◆ **Problem**:
Repeat, exactly and completely, the entries shown underneath.

◆ **Dataset rows**:
————

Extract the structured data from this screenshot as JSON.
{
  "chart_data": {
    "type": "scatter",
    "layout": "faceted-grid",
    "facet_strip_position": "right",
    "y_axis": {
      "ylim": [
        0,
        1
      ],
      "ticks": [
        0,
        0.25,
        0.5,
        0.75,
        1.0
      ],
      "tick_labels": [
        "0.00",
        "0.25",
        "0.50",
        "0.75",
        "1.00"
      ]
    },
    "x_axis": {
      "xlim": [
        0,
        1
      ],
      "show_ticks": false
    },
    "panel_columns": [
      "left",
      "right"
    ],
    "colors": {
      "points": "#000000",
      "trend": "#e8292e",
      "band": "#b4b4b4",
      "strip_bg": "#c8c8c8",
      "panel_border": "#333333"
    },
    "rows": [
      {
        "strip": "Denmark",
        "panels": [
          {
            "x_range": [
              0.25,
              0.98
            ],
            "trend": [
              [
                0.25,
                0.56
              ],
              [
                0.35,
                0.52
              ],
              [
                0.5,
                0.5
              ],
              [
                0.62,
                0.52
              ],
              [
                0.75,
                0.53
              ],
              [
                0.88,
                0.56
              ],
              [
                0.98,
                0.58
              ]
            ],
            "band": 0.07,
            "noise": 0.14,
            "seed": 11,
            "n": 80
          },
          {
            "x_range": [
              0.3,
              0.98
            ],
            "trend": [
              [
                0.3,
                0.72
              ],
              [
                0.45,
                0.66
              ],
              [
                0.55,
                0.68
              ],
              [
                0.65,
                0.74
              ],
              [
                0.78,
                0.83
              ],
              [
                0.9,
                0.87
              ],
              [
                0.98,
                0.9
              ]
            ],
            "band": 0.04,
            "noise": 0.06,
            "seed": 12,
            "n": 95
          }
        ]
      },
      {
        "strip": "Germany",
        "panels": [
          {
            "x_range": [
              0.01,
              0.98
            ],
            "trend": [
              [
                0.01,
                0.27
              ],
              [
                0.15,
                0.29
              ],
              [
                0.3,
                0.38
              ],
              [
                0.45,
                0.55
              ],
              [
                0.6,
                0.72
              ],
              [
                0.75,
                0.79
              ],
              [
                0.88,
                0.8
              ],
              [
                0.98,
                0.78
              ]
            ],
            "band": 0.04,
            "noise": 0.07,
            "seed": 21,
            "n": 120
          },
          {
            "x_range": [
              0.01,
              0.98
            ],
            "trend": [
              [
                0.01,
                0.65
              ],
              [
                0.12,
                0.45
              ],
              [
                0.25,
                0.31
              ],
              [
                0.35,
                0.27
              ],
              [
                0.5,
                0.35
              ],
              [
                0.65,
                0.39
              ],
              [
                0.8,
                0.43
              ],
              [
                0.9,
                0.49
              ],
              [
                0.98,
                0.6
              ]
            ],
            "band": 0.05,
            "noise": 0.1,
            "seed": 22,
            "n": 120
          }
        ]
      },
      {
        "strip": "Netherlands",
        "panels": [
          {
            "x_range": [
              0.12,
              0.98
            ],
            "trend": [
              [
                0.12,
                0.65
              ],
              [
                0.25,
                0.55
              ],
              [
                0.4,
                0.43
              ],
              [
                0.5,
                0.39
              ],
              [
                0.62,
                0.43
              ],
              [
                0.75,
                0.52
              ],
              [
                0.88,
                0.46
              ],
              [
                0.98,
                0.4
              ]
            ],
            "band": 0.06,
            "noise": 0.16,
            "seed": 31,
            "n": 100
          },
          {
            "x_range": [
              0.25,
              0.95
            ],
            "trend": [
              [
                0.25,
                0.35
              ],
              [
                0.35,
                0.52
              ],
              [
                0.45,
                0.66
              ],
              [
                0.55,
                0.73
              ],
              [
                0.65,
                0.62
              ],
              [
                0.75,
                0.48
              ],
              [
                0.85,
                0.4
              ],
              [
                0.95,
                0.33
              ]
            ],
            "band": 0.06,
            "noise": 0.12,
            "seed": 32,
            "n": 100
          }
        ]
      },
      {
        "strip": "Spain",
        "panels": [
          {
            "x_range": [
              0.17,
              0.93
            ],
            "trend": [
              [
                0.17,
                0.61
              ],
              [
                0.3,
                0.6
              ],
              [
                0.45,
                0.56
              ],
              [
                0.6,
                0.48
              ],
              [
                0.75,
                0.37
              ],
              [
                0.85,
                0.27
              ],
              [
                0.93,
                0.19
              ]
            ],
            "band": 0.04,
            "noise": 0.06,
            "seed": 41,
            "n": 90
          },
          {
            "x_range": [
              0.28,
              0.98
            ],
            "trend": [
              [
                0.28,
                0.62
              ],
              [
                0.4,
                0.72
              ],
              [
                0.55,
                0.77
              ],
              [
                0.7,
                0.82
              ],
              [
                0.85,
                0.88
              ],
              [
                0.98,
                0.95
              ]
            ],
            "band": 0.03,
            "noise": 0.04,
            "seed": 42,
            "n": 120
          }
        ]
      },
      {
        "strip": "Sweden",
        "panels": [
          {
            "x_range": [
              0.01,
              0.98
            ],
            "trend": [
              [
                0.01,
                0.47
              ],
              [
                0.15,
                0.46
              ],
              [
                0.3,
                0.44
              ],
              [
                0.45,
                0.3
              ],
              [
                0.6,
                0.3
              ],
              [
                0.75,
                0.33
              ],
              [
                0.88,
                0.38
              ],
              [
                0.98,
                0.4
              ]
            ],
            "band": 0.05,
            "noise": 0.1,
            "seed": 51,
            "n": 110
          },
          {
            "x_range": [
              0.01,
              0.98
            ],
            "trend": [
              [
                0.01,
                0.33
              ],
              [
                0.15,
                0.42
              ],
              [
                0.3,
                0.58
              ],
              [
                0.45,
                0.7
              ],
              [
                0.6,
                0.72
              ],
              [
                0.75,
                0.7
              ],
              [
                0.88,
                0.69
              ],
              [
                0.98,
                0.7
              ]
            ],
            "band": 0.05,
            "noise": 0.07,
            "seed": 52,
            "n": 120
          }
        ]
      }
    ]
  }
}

————

◆ **The solution**:
Extract the structured data from this screenshot as JSON.
{
  "chart_data": {
    "type": "scatter",
    "layout": "faceted-grid",
    "facet_strip_position": "right",
    "y_axis": {
      "ylim": [
        0,
        1
      ],
      "ticks": [
        0,
        0.25,
        0.5,
        0.75,
        1.0
      ],
      "tick_labels": [
        "0.00",
        "0.25",
        "0.50",
        "0.75",
        "1.00"
      ]
    },
    "x_axis": {
      "xlim": [
        0,
        1
      ],
      "show_ticks": false
    },
    "panel_columns": [
      "left",
      "right"
    ],
    "colors": {
      "points": "#000000",
      "trend": "#e8292e",
      "band": "#b4b4b4",
      "strip_bg": "#c8c8c8",
      "panel_border": "#333333"
    },
    "rows": [
      {
        "strip": "Denmark",
        "panels": [
          {
            "x_range": [
              0.25,
              0.98
            ],
            "trend": [
              [
                0.25,
                0.56
              ],
              [
                0.35,
                0.52
              ],
              [
                0.5,
                0.5
              ],
              [
                0.62,
                0.52
              ],
              [
                0.75,
                0.53
              ],
              [
                0.88,
                0.56
              ],
              [
                0.98,
                0.58
              ]
            ],
            "band": 0.07,
            "noise": 0.14,
            "seed": 11,
            "n": 80
          },
          {
            "x_range": [
              0.3,
              0.98
            ],
            "trend": [
              [
                0.3,
                0.72
              ],
              [
                0.45,
                0.66
              ],
              [
                0.55,
                0.68
              ],
              [
                0.65,
                0.74
              ],
              [
                0.78,
                0.83
              ],
              [
                0.9,
                0.87
              ],
              [
                0.98,
                0.9
              ]
            ],
            "band": 0.04,
            "noise": 0.06,
            "seed": 12,
            "n": 95
          }
        ]
      },
      {
        "strip": "Germany",
        "panels": [
          {
            "x_range": [
              0.01,
              0.98
            ],
            "trend": [
              [
                0.01,
                0.27
              ],
              [
                0.15,
                0.29
              ],
              [
                0.3,
                0.38
              ],
              [
                0.45,
                0.55
              ],
              [
                0.6,
                0.72
              ],
              [
                0.75,
                0.79
              ],
              [
                0.88,
                0.8
              ],
              [
                0.98,
                0.78
              ]
            ],
            "band": 0.04,
            "noise": 0.07,
            "seed": 21,
            "n": 120
          },
          {
            "x_range": [
              0.01,
              0.98
            ],
            "trend": [
              [
                0.01,
                0.65
              ],
              [
                0.12,
                0.45
              ],
              [
                0.25,
                0.31
              ],
              [
                0.35,
                0.27
              ],
              [
                0.5,
                0.35
              ],
              [
                0.65,
                0.39
              ],
              [
                0.8,
                0.43
              ],
              [
                0.9,
                0.49
              ],
              [
                0.98,
                0.6
              ]
            ],
            "band": 0.05,
            "noise": 0.1,
            "seed": 22,
            "n": 120
          }
        ]
      },
      {
        "strip": "Netherlands",
        "panels": [
          {
            "x_range": [
              0.12,
              0.98
            ],
            "trend": [
              [
                0.12,
                0.65
              ],
              [
                0.25,
                0.55
              ],
              [
                0.4,
                0.43
              ],
              [
                0.5,
                0.39
              ],
              [
                0.62,
                0.43
              ],
              [
                0.75,
                0.52
              ],
              [
                0.88,
                0.46
              ],
              [
                0.98,
                0.4
              ]
            ],
            "band": 0.06,
            "noise": 0.16,
            "seed": 31,
            "n": 100
          },
          {
            "x_range": [
              0.25,
              0.95
            ],
            "trend": [
              [
                0.25,
                0.35
              ],
              [
                0.35,
                0.52
              ],
              [
                0.45,
                0.66
              ],
              [
                0.55,
                0.73
              ],
              [
                0.65,
                0.62
              ],
              [
                0.75,
                0.48
              ],
              [
                0.85,
                0.4
              ],
              [
                0.95,
                0.33
              ]
            ],
            "band": 0.06,
            "noise": 0.12,
            "seed": 32,
            "n": 100
          }
        ]
      },
      {
        "strip": "Spain",
        "panels": [
          {
            "x_range": [
              0.17,
              0.93
            ],
            "trend": [
              [
                0.17,
                0.61
              ],
              [
                0.3,
                0.6
              ],
              [
                0.45,
                0.56
              ],
              [
                0.6,
                0.48
              ],
              [
                0.75,
                0.37
              ],
              [
                0.85,
                0.27
              ],
              [
                0.93,
                0.19
              ]
            ],
            "band": 0.04,
            "noise": 0.06,
            "seed": 41,
            "n": 90
          },
          {
            "x_range": [
              0.28,
              0.98
            ],
            "trend": [
              [
                0.28,
                0.62
              ],
              [
                0.4,
                0.72
              ],
              [
                0.55,
                0.77
              ],
              [
                0.7,
                0.82
              ],
              [
                0.85,
                0.88
              ],
              [
                0.98,
                0.95
              ]
            ],
            "band": 0.03,
            "noise": 0.04,
            "seed": 42,
            "n": 120
          }
        ]
      },
      {
        "strip": "Sweden",
        "panels": [
          {
            "x_range": [
              0.01,
              0.98
            ],
            "trend": [
              [
                0.01,
                0.47
              ],
              [
                0.15,
                0.46
              ],
              [
                0.3,
                0.44
              ],
              [
                0.45,
                0.3
              ],
              [
                0.6,
                0.3
              ],
              [
                0.75,
                0.33
              ],
              [
                0.88,
                0.38
              ],
              [
                0.98,
                0.4
              ]
            ],
            "band": 0.05,
            "noise": 0.1,
            "seed": 51,
            "n": 110
          },
          {
            "x_range": [
              0.01,
              0.98
            ],
            "trend": [
              [
                0.01,
                0.33
              ],
              [
                0.15,
                0.42
              ],
              [
                0.3,
                0.58
              ],
              [
                0.45,
                0.7
              ],
              [
                0.6,
                0.72
              ],
              [
                0.75,
                0.7
              ],
              [
                0.88,
                0.69
              ],
              [
                0.98,
                0.7
              ]
            ],
            "band": 0.05,
            "noise": 0.07,
            "seed": 52,
            "n": 120
          }
        ]
      }
    ]
  }
}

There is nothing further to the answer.